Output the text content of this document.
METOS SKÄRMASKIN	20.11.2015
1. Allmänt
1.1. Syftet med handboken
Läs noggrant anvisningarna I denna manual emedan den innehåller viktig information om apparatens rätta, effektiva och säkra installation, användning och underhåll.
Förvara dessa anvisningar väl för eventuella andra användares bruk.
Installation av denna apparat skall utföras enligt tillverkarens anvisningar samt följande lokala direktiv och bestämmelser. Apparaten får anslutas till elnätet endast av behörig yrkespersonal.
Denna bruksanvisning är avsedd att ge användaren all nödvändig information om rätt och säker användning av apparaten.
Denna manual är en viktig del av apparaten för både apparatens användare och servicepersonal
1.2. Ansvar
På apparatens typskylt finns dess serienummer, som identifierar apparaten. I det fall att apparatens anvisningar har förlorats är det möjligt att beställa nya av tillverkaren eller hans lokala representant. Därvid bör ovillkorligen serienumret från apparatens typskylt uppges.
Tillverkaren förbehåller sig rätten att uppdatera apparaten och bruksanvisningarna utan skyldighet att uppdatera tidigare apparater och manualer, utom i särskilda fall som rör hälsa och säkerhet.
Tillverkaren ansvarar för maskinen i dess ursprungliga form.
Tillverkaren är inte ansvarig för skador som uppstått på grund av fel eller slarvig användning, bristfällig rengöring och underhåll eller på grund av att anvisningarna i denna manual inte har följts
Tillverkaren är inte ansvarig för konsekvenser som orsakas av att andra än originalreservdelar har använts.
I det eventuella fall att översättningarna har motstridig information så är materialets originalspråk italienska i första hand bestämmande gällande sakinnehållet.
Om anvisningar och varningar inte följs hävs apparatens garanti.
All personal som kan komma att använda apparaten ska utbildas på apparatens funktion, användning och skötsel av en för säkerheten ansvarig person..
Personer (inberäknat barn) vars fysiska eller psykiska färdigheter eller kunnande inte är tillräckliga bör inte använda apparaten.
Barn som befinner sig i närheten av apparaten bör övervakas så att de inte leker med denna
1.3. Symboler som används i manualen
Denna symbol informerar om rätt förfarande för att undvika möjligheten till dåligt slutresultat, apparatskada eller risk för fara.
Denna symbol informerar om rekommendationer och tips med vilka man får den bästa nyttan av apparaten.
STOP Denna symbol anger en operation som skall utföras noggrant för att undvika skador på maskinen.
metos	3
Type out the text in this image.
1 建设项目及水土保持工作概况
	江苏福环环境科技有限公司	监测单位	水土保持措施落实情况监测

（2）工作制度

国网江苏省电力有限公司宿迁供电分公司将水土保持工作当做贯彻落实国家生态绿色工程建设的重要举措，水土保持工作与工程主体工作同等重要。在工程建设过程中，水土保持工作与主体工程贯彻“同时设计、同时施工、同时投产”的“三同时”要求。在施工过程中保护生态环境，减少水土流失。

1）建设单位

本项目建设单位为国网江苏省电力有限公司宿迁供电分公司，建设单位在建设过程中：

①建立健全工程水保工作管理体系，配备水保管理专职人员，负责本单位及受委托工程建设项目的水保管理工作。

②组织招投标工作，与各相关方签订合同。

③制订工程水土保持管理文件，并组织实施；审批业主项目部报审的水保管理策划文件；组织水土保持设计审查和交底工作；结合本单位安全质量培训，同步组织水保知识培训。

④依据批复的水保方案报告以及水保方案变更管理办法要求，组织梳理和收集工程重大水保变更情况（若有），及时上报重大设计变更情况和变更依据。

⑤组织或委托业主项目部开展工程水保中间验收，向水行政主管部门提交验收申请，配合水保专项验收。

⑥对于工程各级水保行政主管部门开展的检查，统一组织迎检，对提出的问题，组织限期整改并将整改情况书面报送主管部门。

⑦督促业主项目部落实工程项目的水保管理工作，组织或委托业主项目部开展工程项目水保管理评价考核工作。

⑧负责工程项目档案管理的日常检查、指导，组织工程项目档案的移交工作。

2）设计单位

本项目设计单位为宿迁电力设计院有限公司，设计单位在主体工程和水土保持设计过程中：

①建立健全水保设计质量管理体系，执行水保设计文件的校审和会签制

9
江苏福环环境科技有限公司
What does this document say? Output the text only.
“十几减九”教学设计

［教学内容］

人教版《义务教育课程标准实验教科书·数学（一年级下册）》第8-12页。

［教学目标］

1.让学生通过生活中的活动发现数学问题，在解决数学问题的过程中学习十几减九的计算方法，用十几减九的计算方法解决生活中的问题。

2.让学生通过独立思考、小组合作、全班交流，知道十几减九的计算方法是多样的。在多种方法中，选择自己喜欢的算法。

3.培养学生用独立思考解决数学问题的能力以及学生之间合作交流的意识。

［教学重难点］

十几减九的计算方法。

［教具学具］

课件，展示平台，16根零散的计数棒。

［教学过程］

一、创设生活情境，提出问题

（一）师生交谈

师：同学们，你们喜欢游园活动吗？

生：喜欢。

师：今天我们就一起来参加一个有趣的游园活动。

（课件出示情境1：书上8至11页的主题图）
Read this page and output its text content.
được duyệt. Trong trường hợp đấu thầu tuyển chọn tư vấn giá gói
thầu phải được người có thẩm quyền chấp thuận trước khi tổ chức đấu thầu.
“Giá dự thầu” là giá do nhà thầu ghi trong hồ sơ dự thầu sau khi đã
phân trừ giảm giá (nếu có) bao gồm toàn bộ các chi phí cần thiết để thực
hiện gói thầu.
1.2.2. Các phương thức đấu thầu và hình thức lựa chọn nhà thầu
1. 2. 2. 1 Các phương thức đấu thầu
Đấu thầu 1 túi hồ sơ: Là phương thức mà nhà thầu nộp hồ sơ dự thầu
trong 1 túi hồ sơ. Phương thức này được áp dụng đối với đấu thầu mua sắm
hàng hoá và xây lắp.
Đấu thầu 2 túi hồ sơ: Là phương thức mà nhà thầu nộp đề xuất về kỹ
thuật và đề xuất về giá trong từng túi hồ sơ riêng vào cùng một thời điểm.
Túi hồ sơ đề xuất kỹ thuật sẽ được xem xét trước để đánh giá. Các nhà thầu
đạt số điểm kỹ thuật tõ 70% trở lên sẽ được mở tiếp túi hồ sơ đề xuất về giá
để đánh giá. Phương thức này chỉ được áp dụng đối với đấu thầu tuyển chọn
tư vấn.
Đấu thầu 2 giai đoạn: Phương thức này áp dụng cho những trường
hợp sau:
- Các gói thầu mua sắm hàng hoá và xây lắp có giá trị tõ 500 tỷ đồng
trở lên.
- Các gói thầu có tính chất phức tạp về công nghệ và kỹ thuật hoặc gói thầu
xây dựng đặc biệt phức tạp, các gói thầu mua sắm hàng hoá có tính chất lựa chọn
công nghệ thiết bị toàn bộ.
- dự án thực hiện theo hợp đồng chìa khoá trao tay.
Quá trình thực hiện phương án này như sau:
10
※
AIM: Write each line above out exactly.

COMPLETE RESPONSE:
Output the text content of this document.
METOS SKÄRMASKIN	20.11.2015
1. Allmänt
1.1. Syftet med handboken
Läs noggrant anvisningarna I denna manual emedan den innehåller viktig information om apparatens rätta, effektiva och säkra installation, användning och underhåll.
Förvara dessa anvisningar väl för eventuella andra användares bruk.
Installation av denna apparat skall utföras enligt tillverkarens anvisningar samt följande lokala direktiv och bestämmelser. Apparaten får anslutas till elnätet endast av behörig yrkespersonal.
Denna bruksanvisning är avsedd att ge användaren all nödvändig information om rätt och säker användning av apparaten.
Denna manual är en viktig del av apparaten för både apparatens användare och servicepersonal
1.2. Ansvar
På apparatens typskylt finns dess serienummer, som identifierar apparaten. I det fall att apparatens anvisningar har förlorats är det möjligt att beställa nya av tillverkaren eller hans lokala representant. Därvid bör ovillkorligen serienumret från apparatens typskylt uppges.
Tillverkaren förbehåller sig rätten att uppdatera apparaten och bruksanvisningarna utan skyldighet att uppdatera tidigare apparater och manualer, utom i särskilda fall som rör hälsa och säkerhet.
Tillverkaren ansvarar för maskinen i dess ursprungliga form.
Tillverkaren är inte ansvarig för skador som uppstått på grund av fel eller slarvig användning, bristfällig rengöring och underhåll eller på grund av att anvisningarna i denna manual inte har följts
Tillverkaren är inte ansvarig för konsekvenser som orsakas av att andra än originalreservdelar har använts.
I det eventuella fall att översättningarna har motstridig information så är materialets originalspråk italienska i första hand bestämmande gällande sakinnehållet.
Om anvisningar och varningar inte följs hävs apparatens garanti.
All personal som kan komma att använda apparaten ska utbildas på apparatens funktion, användning och skötsel av en för säkerheten ansvarig person..
Personer (inberäknat barn) vars fysiska eller psykiska färdigheter eller kunnande inte är tillräckliga bör inte använda apparaten.
Barn som befinner sig i närheten av apparaten bör övervakas så att de inte leker med denna
1.3. Symboler som används i manualen
Denna symbol informerar om rätt förfarande för att undvika möjligheten till dåligt slutresultat, apparatskada eller risk för fara.
Denna symbol informerar om rekommendationer och tips med vilka man får den bästa nyttan av apparaten.
STOP Denna symbol anger en operation som skall utföras noggrant för att undvika skador på maskinen.
metos	3
Type out the text in this image.
1 建设项目及水土保持工作概况
	江苏福环环境科技有限公司	监测单位	水土保持措施落实情况监测

（2）工作制度

国网江苏省电力有限公司宿迁供电分公司将水土保持工作当做贯彻落实国家生态绿色工程建设的重要举措，水土保持工作与工程主体工作同等重要。在工程建设过程中，水土保持工作与主体工程贯彻“同时设计、同时施工、同时投产”的“三同时”要求。在施工过程中保护生态环境，减少水土流失。

1）建设单位

本项目建设单位为国网江苏省电力有限公司宿迁供电分公司，建设单位在建设过程中：

①建立健全工程水保工作管理体系，配备水保管理专职人员，负责本单位及受委托工程建设项目的水保管理工作。

②组织招投标工作，与各相关方签订合同。

③制订工程水土保持管理文件，并组织实施；审批业主项目部报审的水保管理策划文件；组织水土保持设计审查和交底工作；结合本单位安全质量培训，同步组织水保知识培训。

④依据批复的水保方案报告以及水保方案变更管理办法要求，组织梳理和收集工程重大水保变更情况（若有），及时上报重大设计变更情况和变更依据。

⑤组织或委托业主项目部开展工程水保中间验收，向水行政主管部门提交验收申请，配合水保专项验收。

⑥对于工程各级水保行政主管部门开展的检查，统一组织迎检，对提出的问题，组织限期整改并将整改情况书面报送主管部门。

⑦督促业主项目部落实工程项目的水保管理工作，组织或委托业主项目部开展工程项目水保管理评价考核工作。

⑧负责工程项目档案管理的日常检查、指导，组织工程项目档案的移交工作。

2）设计单位

本项目设计单位为宿迁电力设计院有限公司，设计单位在主体工程和水土保持设计过程中：

①建立健全水保设计质量管理体系，执行水保设计文件的校审和会签制

9
江苏福环环境科技有限公司
What does this document say? Output the text only.
“十几减九”教学设计

［教学内容］

人教版《义务教育课程标准实验教科书·数学（一年级下册）》第8-12页。

［教学目标］

1.让学生通过生活中的活动发现数学问题，在解决数学问题的过程中学习十几减九的计算方法，用十几减九的计算方法解决生活中的问题。

2.让学生通过独立思考、小组合作、全班交流，知道十几减九的计算方法是多样的。在多种方法中，选择自己喜欢的算法。

3.培养学生用独立思考解决数学问题的能力以及学生之间合作交流的意识。

［教学重难点］

十几减九的计算方法。

［教具学具］

课件，展示平台，16根零散的计数棒。

［教学过程］

一、创设生活情境，提出问题

（一）师生交谈

师：同学们，你们喜欢游园活动吗？

生：喜欢。

师：今天我们就一起来参加一个有趣的游园活动。

（课件出示情境1：书上8至11页的主题图）
Read this page and output its text content.
được duyệt. Trong trường hợp đấu thầu tuyển chọn tư vấn giá gói
thầu phải được người có thẩm quyền chấp thuận trước khi tổ chức đấu thầu.
“Giá dự thầu” là giá do nhà thầu ghi trong hồ sơ dự thầu sau khi đã
phân trừ giảm giá (nếu có) bao gồm toàn bộ các chi phí cần thiết để thực
hiện gói thầu.
1.2.2. Các phương thức đấu thầu và hình thức lựa chọn nhà thầu
1. 2. 2. 1 Các phương thức đấu thầu
Đấu thầu 1 túi hồ sơ: Là phương thức mà nhà thầu nộp hồ sơ dự thầu
trong 1 túi hồ sơ. Phương thức này được áp dụng đối với đấu thầu mua sắm
hàng hoá và xây lắp.
Đấu thầu 2 túi hồ sơ: Là phương thức mà nhà thầu nộp đề xuất về kỹ
thuật và đề xuất về giá trong từng túi hồ sơ riêng vào cùng một thời điểm.
Túi hồ sơ đề xuất kỹ thuật sẽ được xem xét trước để đánh giá. Các nhà thầu
đạt số điểm kỹ thuật tõ 70% trở lên sẽ được mở tiếp túi hồ sơ đề xuất về giá
để đánh giá. Phương thức này chỉ được áp dụng đối với đấu thầu tuyển chọn
tư vấn.
Đấu thầu 2 giai đoạn: Phương thức này áp dụng cho những trường
hợp sau:
- Các gói thầu mua sắm hàng hoá và xây lắp có giá trị tõ 500 tỷ đồng
trở lên.
- Các gói thầu có tính chất phức tạp về công nghệ và kỹ thuật hoặc gói thầu
xây dựng đặc biệt phức tạp, các gói thầu mua sắm hàng hoá có tính chất lựa chọn
công nghệ thiết bị toàn bộ.
- dự án thực hiện theo hợp đồng chìa khoá trao tay.
Quá trình thực hiện phương án này như sau:
10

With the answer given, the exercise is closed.